● **RAW DATA**
□ □ □
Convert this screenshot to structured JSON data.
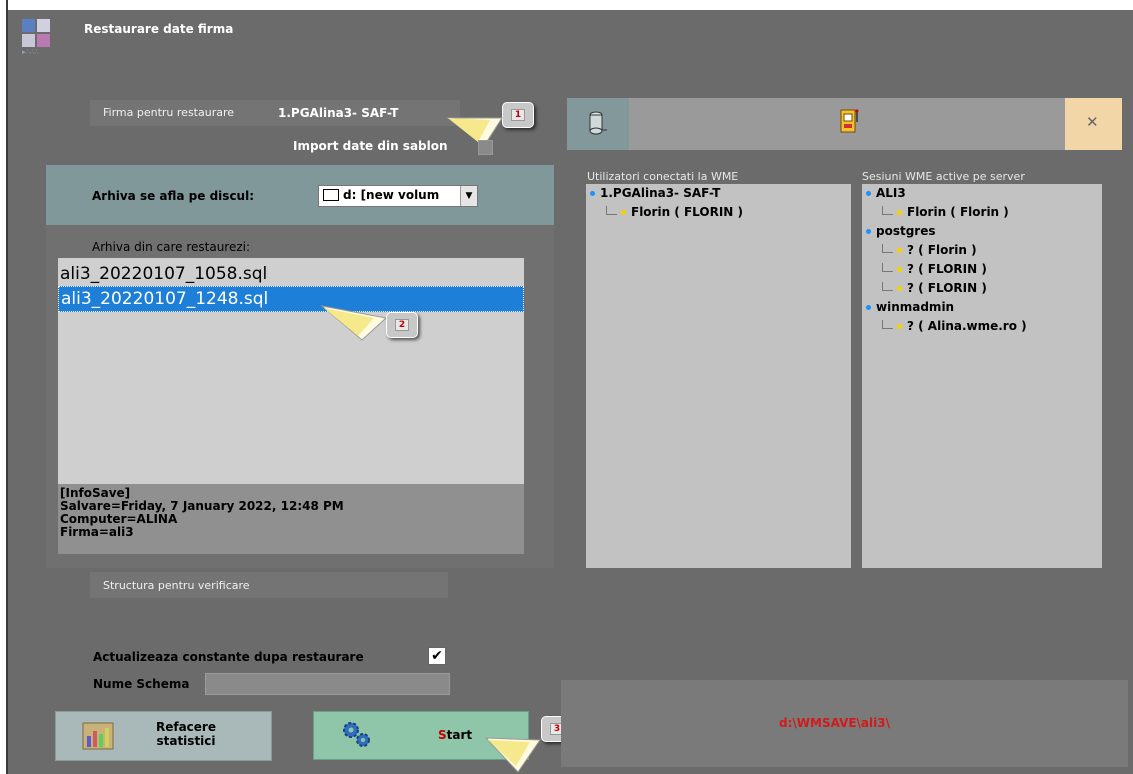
{
  "title": "Restaurare date firma",
  "firma": {
    "label": "Firma pentru restaurare",
    "value": "1.PGAlina3- SAF-T"
  },
  "import_label": "Import date din sablon",
  "callouts": [
    "1",
    "2",
    "3"
  ],
  "arhiva_disc": {
    "label": "Arhiva se afla pe discul:",
    "value": "d: [new volum"
  },
  "arhiva_label": "Arhiva din care restaurezi:",
  "files": [
    "ali3_20220107_1058.sql",
    "ali3_20220107_1248.sql"
  ],
  "selected_index": 1,
  "info": [
    "[InfoSave]",
    "Salvare=Friday, 7 January  2022, 12:48 PM",
    "Computer=ALINA",
    "Firma=ali3"
  ],
  "structura_label": "Structura pentru verificare",
  "actualizeaza": {
    "label": "Actualizeaza constante dupa restaurare",
    "checked": true,
    "mark": "✔"
  },
  "schema": {
    "label": "Nume Schema",
    "value": ""
  },
  "buttons": {
    "refacere": [
      "Refacere",
      "statistici"
    ],
    "start_s": "S",
    "start_rest": "tart"
  },
  "utilizatori": {
    "header": "Utilizatori conectati la WME",
    "items": [
      {
        "text": "1.PGAlina3- SAF-T",
        "level": 0
      },
      {
        "text": "Florin ( FLORIN )",
        "level": 1
      }
    ]
  },
  "sesiuni": {
    "header": "Sesiuni WME active pe server",
    "items": [
      {
        "text": "ALI3",
        "level": 0
      },
      {
        "text": "Florin ( Florin )",
        "level": 1
      },
      {
        "text": "postgres",
        "level": 0
      },
      {
        "text": "? ( Florin )",
        "level": 1
      },
      {
        "text": "? ( FLORIN )",
        "level": 1
      },
      {
        "text": "? ( FLORIN )",
        "level": 1
      },
      {
        "text": "winmadmin",
        "level": 0
      },
      {
        "text": "? ( Alina.wme.ro )",
        "level": 1
      }
    ]
  },
  "path": "d:\\WMSAVE\\ali3\\",
  "close_glyph": "✕",
  "dropdown_glyph": "▼",
  "colors": {
    "accent_red": "#c00000",
    "selection": "#1e7fd8",
    "teal_panel": "#80989a",
    "start_btn": "#8fc6a9"
  }
}
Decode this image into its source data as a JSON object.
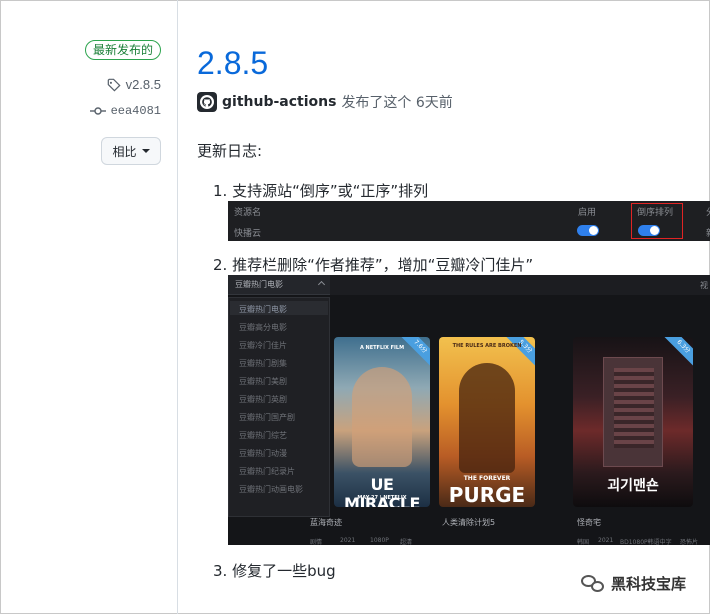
{
  "sidebar": {
    "latest_badge": "最新发布的",
    "tag": "v2.8.5",
    "commit": "eea4081",
    "compare_label": "相比"
  },
  "release": {
    "version": "2.8.5",
    "author": "github-actions",
    "published_text": "发布了这个 6天前"
  },
  "changelog": {
    "title": "更新日志:",
    "items": [
      "1. 支持源站“倒序”或“正序”排列",
      "2. 推荐栏删除“作者推荐”，增加“豆瓣冷门佳片”",
      "3. 修复了一些bug"
    ]
  },
  "screenshot1": {
    "headers": [
      "资源名",
      "启用",
      "倒序排列",
      "分"
    ],
    "row_name": "快播云",
    "row_extra": "新",
    "toggle_enabled": true,
    "toggle_reverse": true,
    "toggle_color": "#2f80ed",
    "highlight_color": "#e02424"
  },
  "screenshot2": {
    "dropdown_title": "豆瓣热门电影",
    "right_label": "视",
    "menu_items": [
      "豆瓣热门电影",
      "豆瓣高分电影",
      "豆瓣冷门佳片",
      "豆瓣热门剧集",
      "豆瓣热门美剧",
      "豆瓣热门英剧",
      "豆瓣热门国产剧",
      "豆瓣热门综艺",
      "豆瓣热门动漫",
      "豆瓣热门纪录片",
      "豆瓣热门动画电影"
    ],
    "posters": [
      {
        "title": "蓝海奇迹",
        "rating": "7.6分",
        "text_main": "UE MIRACLE",
        "text_sub": "MAY 27 | NETFLIX",
        "text_top": "A NETFLIX FILM",
        "meta": [
          "剧情",
          "2021",
          "1080P",
          "超清"
        ]
      },
      {
        "title": "人类清除计划5",
        "rating": "5.3分",
        "text_top": "THE RULES ARE BROKEN",
        "text_main": "PURGE",
        "text_sub": "THE FOREVER",
        "meta": []
      },
      {
        "title": "怪奇宅",
        "rating": "6.3分",
        "text_main": "괴기맨숀",
        "text_sub": "",
        "meta": [
          "韩国",
          "2021",
          "BD1080P韩语中字",
          "恐怖片"
        ]
      }
    ],
    "corner_color": "#4a9fe0"
  },
  "watermark": {
    "text": "黑科技宝库"
  }
}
□ □ □
● **TASK DETAILS**
Go through the entries above and print each one exactly, minus the pictures.

● **RESULT FOR THIS TASK**
Convert this screenshot to structured JSON data.
{
  "title": "Restaurare date firma",
  "firma": {
    "label": "Firma pentru restaurare",
    "value": "1.PGAlina3- SAF-T"
  },
  "import_label": "Import date din sablon",
  "callouts": [
    "1",
    "2",
    "3"
  ],
  "arhiva_disc": {
    "label": "Arhiva se afla pe discul:",
    "value": "d: [new volum"
  },
  "arhiva_label": "Arhiva din care restaurezi:",
  "files": [
    "ali3_20220107_1058.sql",
    "ali3_20220107_1248.sql"
  ],
  "selected_index": 1,
  "info": [
    "[InfoSave]",
    "Salvare=Friday, 7 January  2022, 12:48 PM",
    "Computer=ALINA",
    "Firma=ali3"
  ],
  "structura_label": "Structura pentru verificare",
  "actualizeaza": {
    "label": "Actualizeaza constante dupa restaurare",
    "checked": true,
    "mark": "✔"
  },
  "schema": {
    "label": "Nume Schema",
    "value": ""
  },
  "buttons": {
    "refacere": [
      "Refacere",
      "statistici"
    ],
    "start_s": "S",
    "start_rest": "tart"
  },
  "utilizatori": {
    "header": "Utilizatori conectati la WME",
    "items": [
      {
        "text": "1.PGAlina3- SAF-T",
        "level": 0
      },
      {
        "text": "Florin ( FLORIN )",
        "level": 1
      }
    ]
  },
  "sesiuni": {
    "header": "Sesiuni WME active pe server",
    "items": [
      {
        "text": "ALI3",
        "level": 0
      },
      {
        "text": "Florin ( Florin )",
        "level": 1
      },
      {
        "text": "postgres",
        "level": 0
      },
      {
        "text": "? ( Florin )",
        "level": 1
      },
      {
        "text": "? ( FLORIN )",
        "level": 1
      },
      {
        "text": "? ( FLORIN )",
        "level": 1
      },
      {
        "text": "winmadmin",
        "level": 0
      },
      {
        "text": "? ( Alina.wme.ro )",
        "level": 1
      }
    ]
  },
  "path": "d:\\WMSAVE\\ali3\\",
  "close_glyph": "✕",
  "dropdown_glyph": "▼",
  "colors": {
    "accent_red": "#c00000",
    "selection": "#1e7fd8",
    "teal_panel": "#80989a",
    "start_btn": "#8fc6a9"
  }
}
Decode this image into its source data as a JSON object.
{
  "sidebar": {
    "latest_badge": "最新发布的",
    "tag": "v2.8.5",
    "commit": "eea4081",
    "compare_label": "相比"
  },
  "release": {
    "version": "2.8.5",
    "author": "github-actions",
    "published_text": "发布了这个 6天前"
  },
  "changelog": {
    "title": "更新日志:",
    "items": [
      "1. 支持源站“倒序”或“正序”排列",
      "2. 推荐栏删除“作者推荐”，增加“豆瓣冷门佳片”",
      "3. 修复了一些bug"
    ]
  },
  "screenshot1": {
    "headers": [
      "资源名",
      "启用",
      "倒序排列",
      "分"
    ],
    "row_name": "快播云",
    "row_extra": "新",
    "toggle_enabled": true,
    "toggle_reverse": true,
    "toggle_color": "#2f80ed",
    "highlight_color": "#e02424"
  },
  "screenshot2": {
    "dropdown_title": "豆瓣热门电影",
    "right_label": "视",
    "menu_items": [
      "豆瓣热门电影",
      "豆瓣高分电影",
      "豆瓣冷门佳片",
      "豆瓣热门剧集",
      "豆瓣热门美剧",
      "豆瓣热门英剧",
      "豆瓣热门国产剧",
      "豆瓣热门综艺",
      "豆瓣热门动漫",
      "豆瓣热门纪录片",
      "豆瓣热门动画电影"
    ],
    "posters": [
      {
        "title": "蓝海奇迹",
        "rating": "7.6分",
        "text_main": "UE MIRACLE",
        "text_sub": "MAY 27 | NETFLIX",
        "text_top": "A NETFLIX FILM",
        "meta": [
          "剧情",
          "2021",
          "1080P",
          "超清"
        ]
      },
      {
        "title": "人类清除计划5",
        "rating": "5.3分",
        "text_top": "THE RULES ARE BROKEN",
        "text_main": "PURGE",
        "text_sub": "THE FOREVER",
        "meta": []
      },
      {
        "title": "怪奇宅",
        "rating": "6.3分",
        "text_main": "괴기맨숀",
        "text_sub": "",
        "meta": [
          "韩国",
          "2021",
          "BD1080P韩语中字",
          "恐怖片"
        ]
      }
    ],
    "corner_color": "#4a9fe0"
  },
  "watermark": {
    "text": "黑科技宝库"
  }
}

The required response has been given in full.